* **Instructions for the task**:
Your task is to reproduce the entries below word for word.

-------- Materials provided

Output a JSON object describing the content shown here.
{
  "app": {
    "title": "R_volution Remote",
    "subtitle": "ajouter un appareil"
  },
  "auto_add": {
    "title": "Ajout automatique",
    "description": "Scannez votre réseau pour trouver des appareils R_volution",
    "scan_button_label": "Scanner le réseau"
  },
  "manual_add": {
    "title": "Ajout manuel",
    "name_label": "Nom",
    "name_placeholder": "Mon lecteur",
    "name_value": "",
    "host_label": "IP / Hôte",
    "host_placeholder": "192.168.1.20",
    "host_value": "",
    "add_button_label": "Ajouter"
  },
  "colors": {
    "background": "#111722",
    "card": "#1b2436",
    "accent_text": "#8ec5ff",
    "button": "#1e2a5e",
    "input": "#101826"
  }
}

----------------

* **Solved problem**:
Output a JSON object describing the content shown here.
{
  "app": {
    "title": "R_volution Remote",
    "subtitle": "ajouter un appareil"
  },
  "auto_add": {
    "title": "Ajout automatique",
    "description": "Scannez votre réseau pour trouver des appareils R_volution",
    "scan_button_label": "Scanner le réseau"
  },
  "manual_add": {
    "title": "Ajout manuel",
    "name_label": "Nom",
    "name_placeholder": "Mon lecteur",
    "name_value": "",
    "host_label": "IP / Hôte",
    "host_placeholder": "192.168.1.20",
    "host_value": "",
    "add_button_label": "Ajouter"
  },
  "colors": {
    "background": "#111722",
    "card": "#1b2436",
    "accent_text": "#8ec5ff",
    "button": "#1e2a5e",
    "input": "#101826"
  }
}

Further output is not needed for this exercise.